• [Task objective] Find the lines of data that contain the string "screenshot", then list them.
-------- Stored data --------
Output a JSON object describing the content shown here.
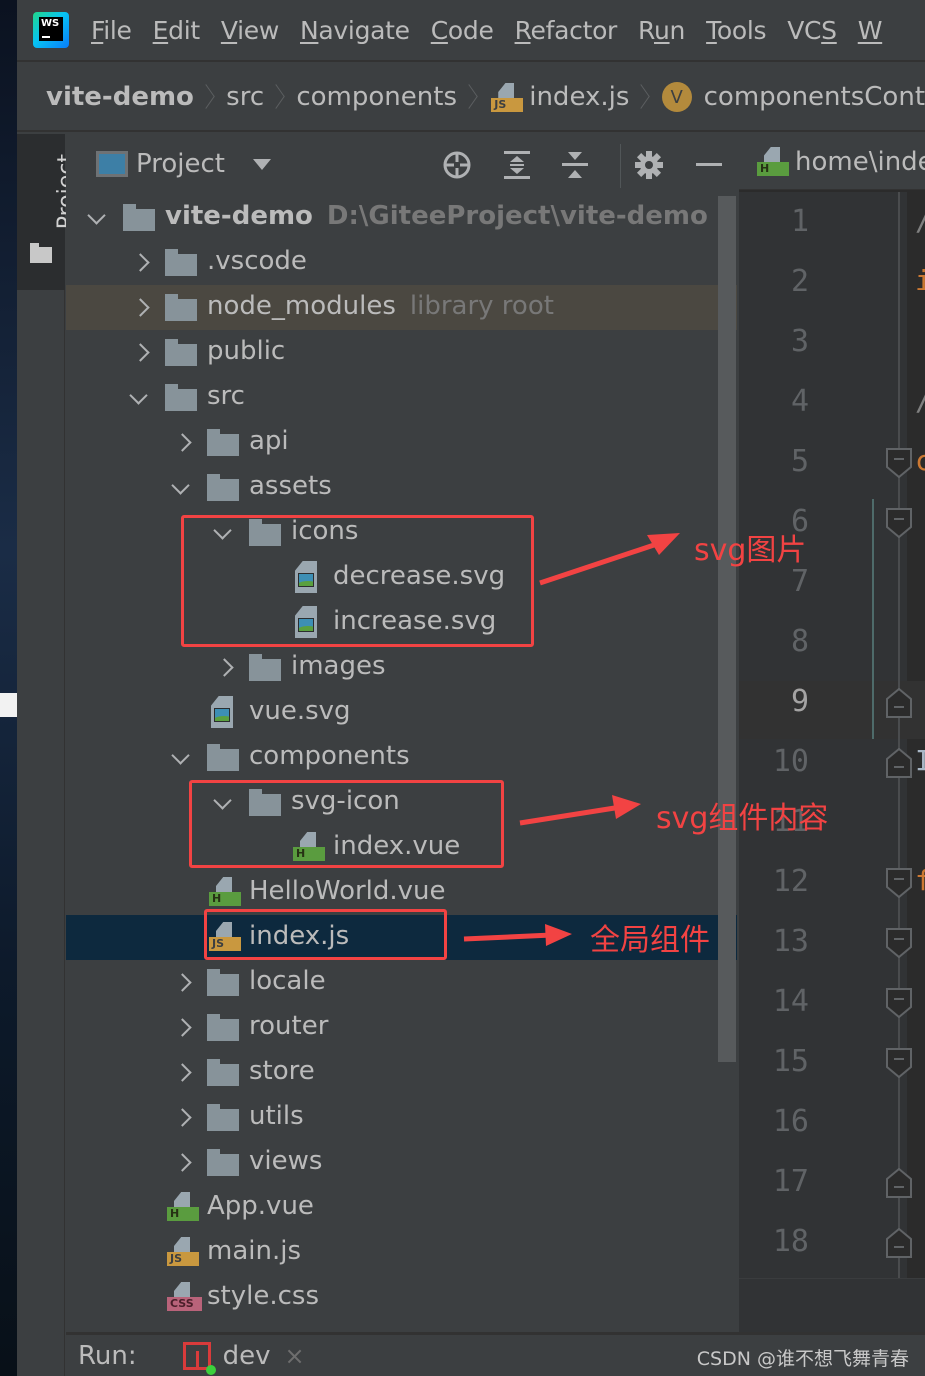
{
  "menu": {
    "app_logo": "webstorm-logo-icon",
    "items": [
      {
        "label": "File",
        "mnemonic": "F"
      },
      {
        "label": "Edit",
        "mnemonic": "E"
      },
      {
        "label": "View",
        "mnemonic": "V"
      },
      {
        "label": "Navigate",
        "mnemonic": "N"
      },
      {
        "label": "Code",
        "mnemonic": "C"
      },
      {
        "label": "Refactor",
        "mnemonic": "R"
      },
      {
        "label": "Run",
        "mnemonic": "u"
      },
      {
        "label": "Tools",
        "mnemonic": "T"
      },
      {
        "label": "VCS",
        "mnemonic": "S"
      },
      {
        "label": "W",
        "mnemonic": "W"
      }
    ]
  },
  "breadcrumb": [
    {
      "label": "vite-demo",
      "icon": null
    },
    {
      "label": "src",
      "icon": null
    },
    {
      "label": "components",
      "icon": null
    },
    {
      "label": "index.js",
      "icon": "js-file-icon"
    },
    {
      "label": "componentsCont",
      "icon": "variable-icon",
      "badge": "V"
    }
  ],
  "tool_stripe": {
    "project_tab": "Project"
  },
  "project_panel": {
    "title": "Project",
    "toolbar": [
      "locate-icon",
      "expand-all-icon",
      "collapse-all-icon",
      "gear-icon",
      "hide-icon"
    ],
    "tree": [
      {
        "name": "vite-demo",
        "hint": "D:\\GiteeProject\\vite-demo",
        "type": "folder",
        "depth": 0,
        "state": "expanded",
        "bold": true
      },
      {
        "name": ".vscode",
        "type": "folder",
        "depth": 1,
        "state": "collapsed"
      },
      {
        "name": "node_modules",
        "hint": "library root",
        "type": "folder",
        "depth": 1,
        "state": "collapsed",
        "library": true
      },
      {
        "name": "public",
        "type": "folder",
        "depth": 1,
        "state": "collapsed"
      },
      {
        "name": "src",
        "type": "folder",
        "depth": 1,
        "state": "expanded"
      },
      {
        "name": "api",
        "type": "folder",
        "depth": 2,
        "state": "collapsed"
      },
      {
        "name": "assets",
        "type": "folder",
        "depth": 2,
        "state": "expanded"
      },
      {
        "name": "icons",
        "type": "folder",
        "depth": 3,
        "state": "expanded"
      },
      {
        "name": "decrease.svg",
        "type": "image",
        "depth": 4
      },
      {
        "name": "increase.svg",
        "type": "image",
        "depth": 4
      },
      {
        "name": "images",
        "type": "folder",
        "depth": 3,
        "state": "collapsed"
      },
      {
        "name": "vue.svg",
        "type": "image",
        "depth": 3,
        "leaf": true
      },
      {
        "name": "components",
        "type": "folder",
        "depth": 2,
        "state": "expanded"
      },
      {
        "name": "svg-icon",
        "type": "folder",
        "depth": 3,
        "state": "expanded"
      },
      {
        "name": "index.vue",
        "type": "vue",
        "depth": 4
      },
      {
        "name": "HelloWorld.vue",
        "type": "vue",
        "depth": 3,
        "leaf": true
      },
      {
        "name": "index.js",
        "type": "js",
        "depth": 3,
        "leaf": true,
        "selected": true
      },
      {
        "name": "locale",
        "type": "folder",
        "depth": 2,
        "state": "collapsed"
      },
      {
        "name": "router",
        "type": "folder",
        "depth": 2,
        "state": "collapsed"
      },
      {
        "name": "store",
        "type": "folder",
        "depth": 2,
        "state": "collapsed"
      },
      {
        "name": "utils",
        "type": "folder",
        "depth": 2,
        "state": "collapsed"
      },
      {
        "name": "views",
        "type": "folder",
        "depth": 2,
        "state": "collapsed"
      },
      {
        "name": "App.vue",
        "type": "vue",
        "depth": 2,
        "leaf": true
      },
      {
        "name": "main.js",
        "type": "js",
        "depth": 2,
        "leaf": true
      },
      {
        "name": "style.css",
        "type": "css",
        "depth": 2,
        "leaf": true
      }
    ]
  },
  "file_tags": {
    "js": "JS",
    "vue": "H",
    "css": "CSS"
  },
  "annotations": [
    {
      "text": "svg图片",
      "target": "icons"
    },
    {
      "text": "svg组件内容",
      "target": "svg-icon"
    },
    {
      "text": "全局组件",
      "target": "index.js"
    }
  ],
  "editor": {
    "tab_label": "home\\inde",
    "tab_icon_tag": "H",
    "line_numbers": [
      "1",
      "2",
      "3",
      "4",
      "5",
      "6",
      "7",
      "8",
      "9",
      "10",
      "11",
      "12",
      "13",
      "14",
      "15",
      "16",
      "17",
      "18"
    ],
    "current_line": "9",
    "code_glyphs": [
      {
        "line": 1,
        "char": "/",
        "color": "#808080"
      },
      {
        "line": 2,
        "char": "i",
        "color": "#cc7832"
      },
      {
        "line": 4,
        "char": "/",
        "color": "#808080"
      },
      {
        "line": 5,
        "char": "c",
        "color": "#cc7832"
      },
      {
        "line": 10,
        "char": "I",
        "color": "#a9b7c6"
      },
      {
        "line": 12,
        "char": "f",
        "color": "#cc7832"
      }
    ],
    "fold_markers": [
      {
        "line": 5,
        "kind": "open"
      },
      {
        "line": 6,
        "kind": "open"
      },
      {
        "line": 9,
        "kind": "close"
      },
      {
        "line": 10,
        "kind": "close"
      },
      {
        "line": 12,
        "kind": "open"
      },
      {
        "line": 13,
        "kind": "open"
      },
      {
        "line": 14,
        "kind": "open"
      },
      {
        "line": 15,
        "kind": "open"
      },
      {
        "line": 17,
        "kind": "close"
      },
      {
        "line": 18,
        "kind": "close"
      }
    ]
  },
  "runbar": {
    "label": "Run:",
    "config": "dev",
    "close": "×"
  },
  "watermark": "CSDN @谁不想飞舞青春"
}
--------
-------- Stored data --------
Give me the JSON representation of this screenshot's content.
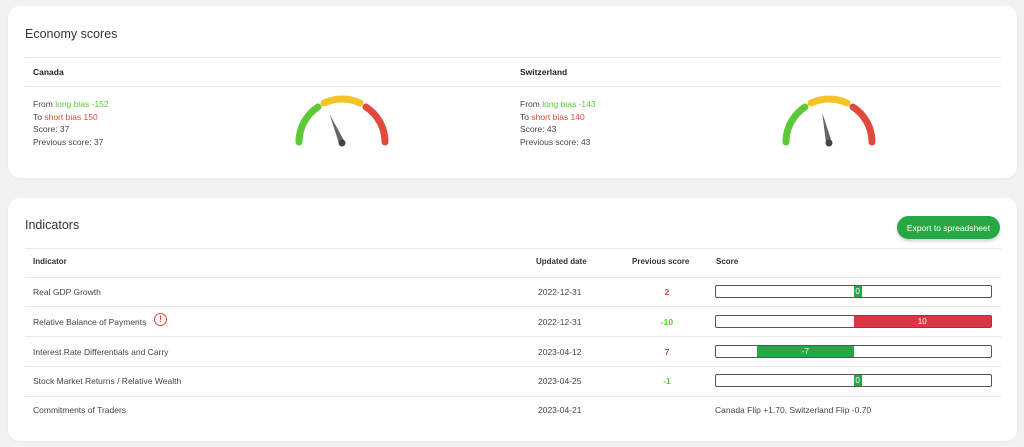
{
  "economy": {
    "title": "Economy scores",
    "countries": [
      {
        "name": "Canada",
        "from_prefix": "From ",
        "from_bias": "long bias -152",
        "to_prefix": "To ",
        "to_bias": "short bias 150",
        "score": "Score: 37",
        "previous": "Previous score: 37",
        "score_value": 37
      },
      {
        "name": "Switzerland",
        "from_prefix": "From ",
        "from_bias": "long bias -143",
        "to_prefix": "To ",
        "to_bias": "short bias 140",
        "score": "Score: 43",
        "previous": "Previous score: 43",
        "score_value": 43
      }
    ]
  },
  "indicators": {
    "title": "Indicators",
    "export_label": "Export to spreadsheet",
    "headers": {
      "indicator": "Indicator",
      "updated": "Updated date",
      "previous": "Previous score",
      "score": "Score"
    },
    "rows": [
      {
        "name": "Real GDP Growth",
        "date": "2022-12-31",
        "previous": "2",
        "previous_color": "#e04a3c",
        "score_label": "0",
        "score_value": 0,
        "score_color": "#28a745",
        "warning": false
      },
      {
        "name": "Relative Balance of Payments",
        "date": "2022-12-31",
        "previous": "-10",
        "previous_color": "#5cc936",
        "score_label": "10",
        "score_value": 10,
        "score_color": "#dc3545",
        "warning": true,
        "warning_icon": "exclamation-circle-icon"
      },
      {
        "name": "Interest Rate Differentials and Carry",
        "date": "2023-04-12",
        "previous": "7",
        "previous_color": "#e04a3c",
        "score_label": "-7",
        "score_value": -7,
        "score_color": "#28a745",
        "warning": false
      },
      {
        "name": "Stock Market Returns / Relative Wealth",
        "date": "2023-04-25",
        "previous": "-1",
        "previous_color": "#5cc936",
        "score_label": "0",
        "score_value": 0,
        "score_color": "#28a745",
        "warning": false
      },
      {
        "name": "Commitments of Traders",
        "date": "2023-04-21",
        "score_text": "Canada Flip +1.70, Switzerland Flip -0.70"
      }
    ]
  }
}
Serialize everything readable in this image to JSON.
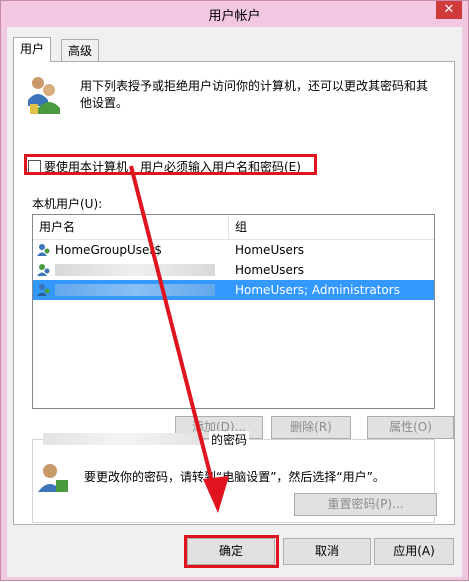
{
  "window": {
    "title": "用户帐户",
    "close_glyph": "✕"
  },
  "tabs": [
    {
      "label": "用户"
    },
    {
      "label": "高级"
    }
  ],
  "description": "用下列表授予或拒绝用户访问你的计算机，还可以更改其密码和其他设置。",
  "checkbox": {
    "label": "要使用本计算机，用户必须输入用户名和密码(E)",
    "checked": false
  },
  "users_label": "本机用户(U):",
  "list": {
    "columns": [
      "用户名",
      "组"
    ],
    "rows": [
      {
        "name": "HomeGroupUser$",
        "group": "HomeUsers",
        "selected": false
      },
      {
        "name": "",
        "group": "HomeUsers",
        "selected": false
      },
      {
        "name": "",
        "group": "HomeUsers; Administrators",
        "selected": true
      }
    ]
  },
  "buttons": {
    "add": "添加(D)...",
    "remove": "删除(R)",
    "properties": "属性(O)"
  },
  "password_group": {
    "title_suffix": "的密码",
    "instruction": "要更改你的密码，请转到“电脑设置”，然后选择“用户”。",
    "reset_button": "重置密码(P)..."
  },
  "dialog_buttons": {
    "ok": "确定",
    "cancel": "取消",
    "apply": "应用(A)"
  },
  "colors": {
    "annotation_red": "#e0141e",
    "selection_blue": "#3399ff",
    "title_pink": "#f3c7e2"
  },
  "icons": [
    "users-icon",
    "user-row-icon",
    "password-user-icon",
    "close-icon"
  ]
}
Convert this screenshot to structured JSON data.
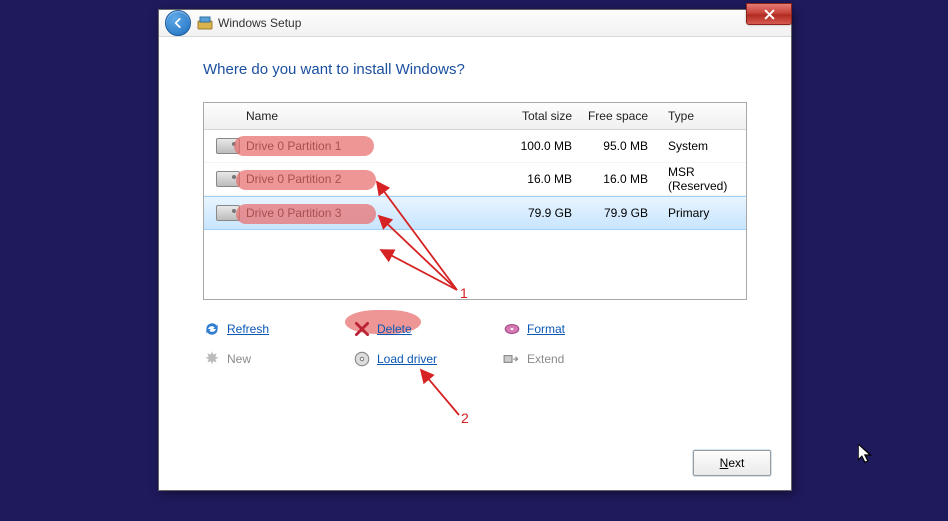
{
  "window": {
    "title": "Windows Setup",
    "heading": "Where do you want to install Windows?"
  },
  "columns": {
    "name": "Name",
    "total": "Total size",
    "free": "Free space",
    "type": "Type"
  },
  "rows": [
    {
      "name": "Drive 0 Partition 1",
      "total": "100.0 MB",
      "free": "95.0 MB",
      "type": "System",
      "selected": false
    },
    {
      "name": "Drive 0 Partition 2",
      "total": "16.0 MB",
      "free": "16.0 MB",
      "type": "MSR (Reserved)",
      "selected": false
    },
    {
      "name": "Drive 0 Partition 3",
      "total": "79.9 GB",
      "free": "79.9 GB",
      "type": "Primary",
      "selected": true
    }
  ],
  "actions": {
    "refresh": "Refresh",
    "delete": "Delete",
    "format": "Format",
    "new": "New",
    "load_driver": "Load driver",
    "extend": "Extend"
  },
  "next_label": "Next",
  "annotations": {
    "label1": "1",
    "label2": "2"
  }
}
--------
• [Exercise response]
Give me the JSON representation of this screenshot's content.
Convert this screenshot to structured JSON data.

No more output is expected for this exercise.